→ WHAT NEEDS TO BE DONE
Reproduce all the material exactly, minus any pictures it holds.

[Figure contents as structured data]

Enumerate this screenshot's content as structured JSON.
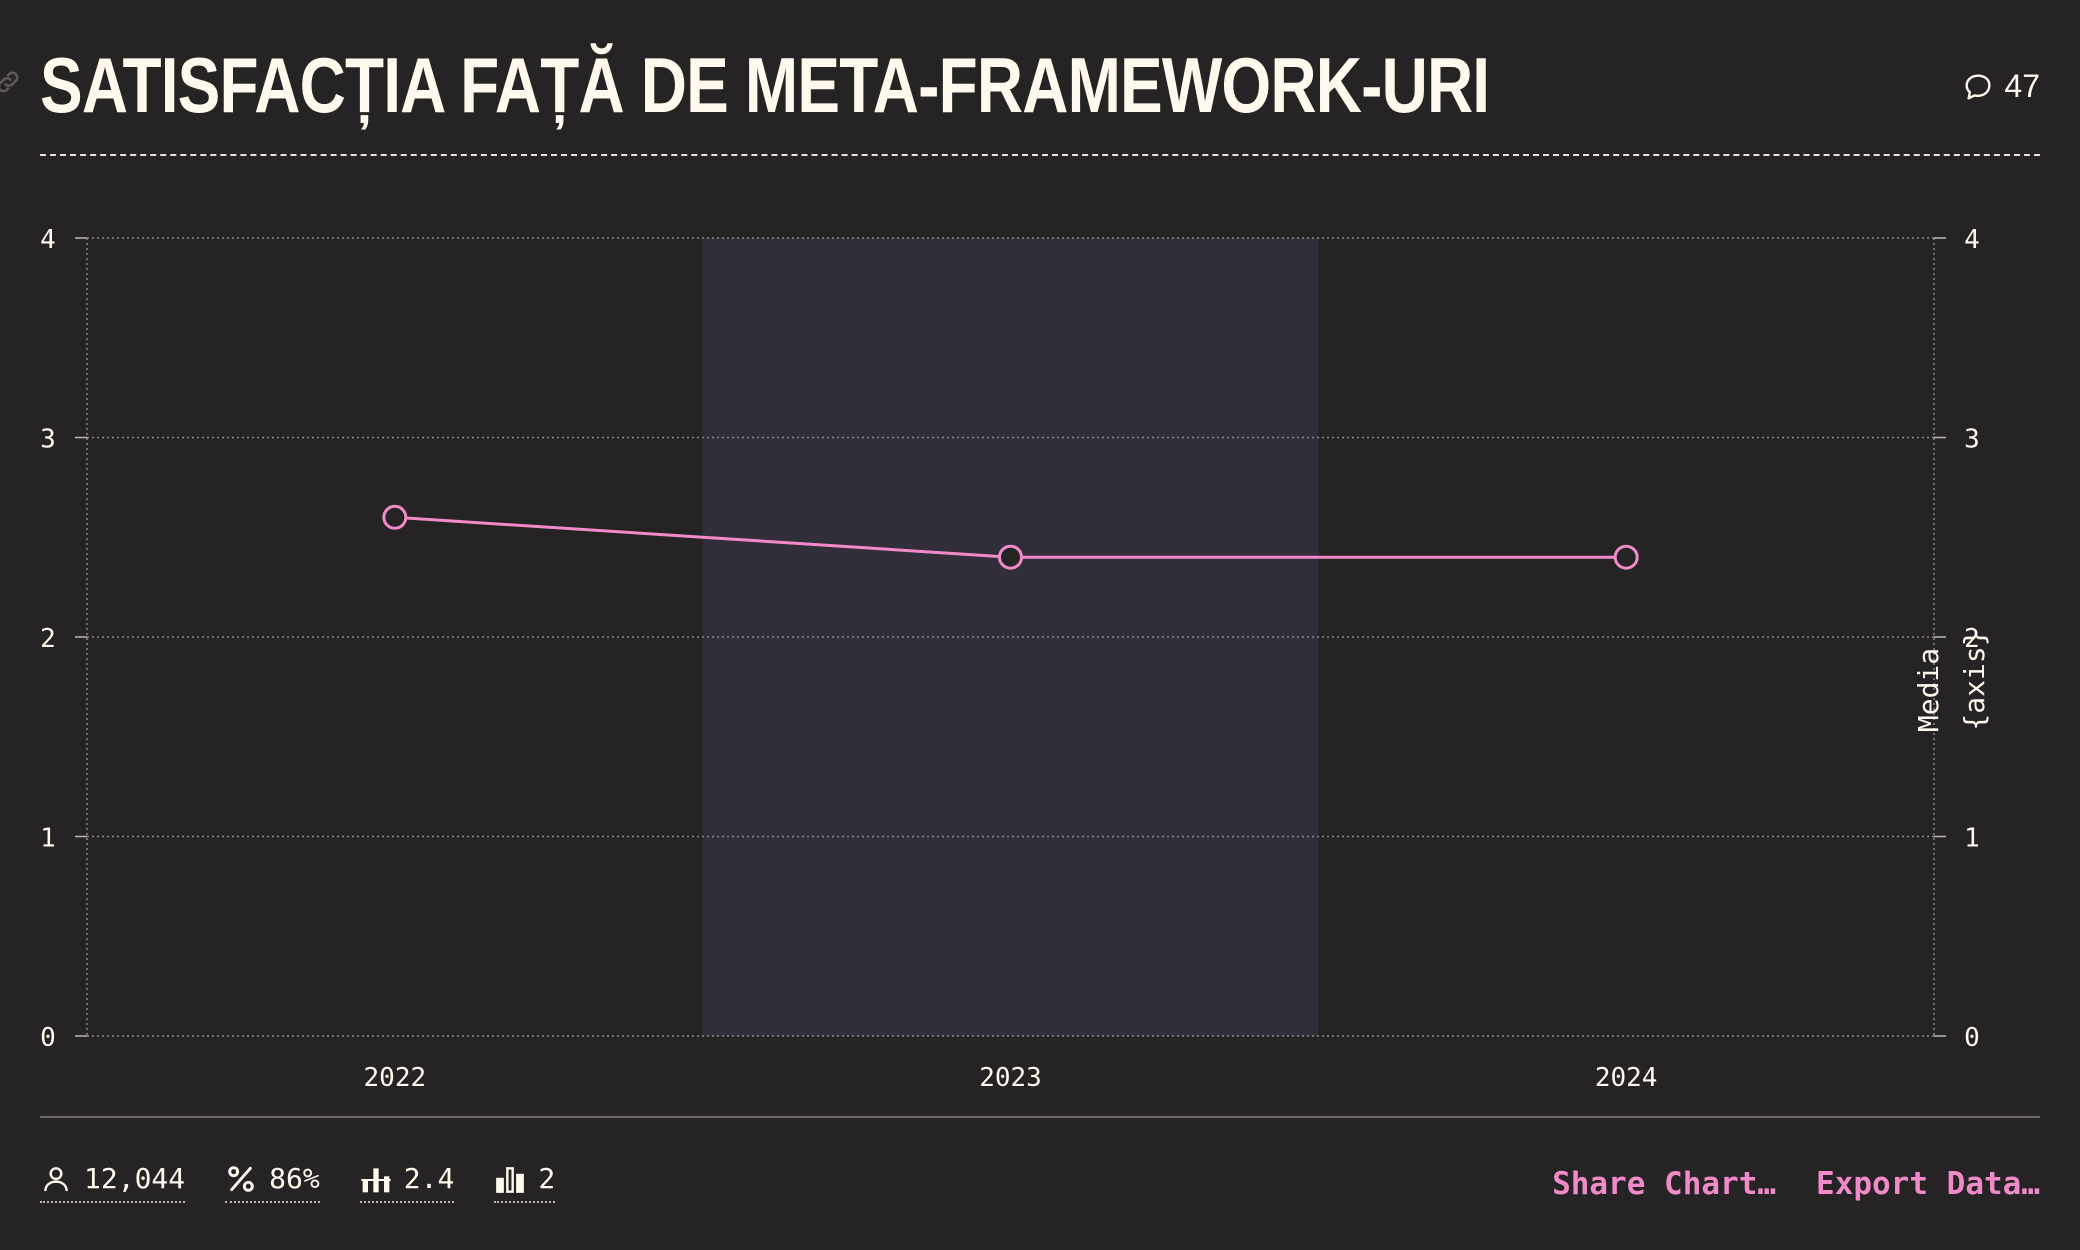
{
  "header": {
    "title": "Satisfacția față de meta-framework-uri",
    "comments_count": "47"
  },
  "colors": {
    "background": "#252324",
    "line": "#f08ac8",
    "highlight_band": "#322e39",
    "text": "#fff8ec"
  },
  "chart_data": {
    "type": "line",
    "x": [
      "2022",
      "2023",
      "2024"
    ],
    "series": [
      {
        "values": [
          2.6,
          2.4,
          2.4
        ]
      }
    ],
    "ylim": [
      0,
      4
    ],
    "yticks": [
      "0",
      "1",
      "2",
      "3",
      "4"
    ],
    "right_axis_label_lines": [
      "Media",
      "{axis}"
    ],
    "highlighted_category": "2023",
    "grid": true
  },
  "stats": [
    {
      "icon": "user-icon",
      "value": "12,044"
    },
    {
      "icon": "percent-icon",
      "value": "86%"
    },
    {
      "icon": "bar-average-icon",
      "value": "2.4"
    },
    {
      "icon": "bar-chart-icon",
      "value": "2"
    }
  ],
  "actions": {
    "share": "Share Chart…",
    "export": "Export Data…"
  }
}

→ RESPONSE TO THIS EXERCISE
Enumerate this screenshot's content as structured JSON.
{
  "header": {
    "title": "Satisfacția față de meta-framework-uri",
    "comments_count": "47"
  },
  "colors": {
    "background": "#252324",
    "line": "#f08ac8",
    "highlight_band": "#322e39",
    "text": "#fff8ec"
  },
  "chart_data": {
    "type": "line",
    "x": [
      "2022",
      "2023",
      "2024"
    ],
    "series": [
      {
        "values": [
          2.6,
          2.4,
          2.4
        ]
      }
    ],
    "ylim": [
      0,
      4
    ],
    "yticks": [
      "0",
      "1",
      "2",
      "3",
      "4"
    ],
    "right_axis_label_lines": [
      "Media",
      "{axis}"
    ],
    "highlighted_category": "2023",
    "grid": true
  },
  "stats": [
    {
      "icon": "user-icon",
      "value": "12,044"
    },
    {
      "icon": "percent-icon",
      "value": "86%"
    },
    {
      "icon": "bar-average-icon",
      "value": "2.4"
    },
    {
      "icon": "bar-chart-icon",
      "value": "2"
    }
  ],
  "actions": {
    "share": "Share Chart…",
    "export": "Export Data…"
  }
}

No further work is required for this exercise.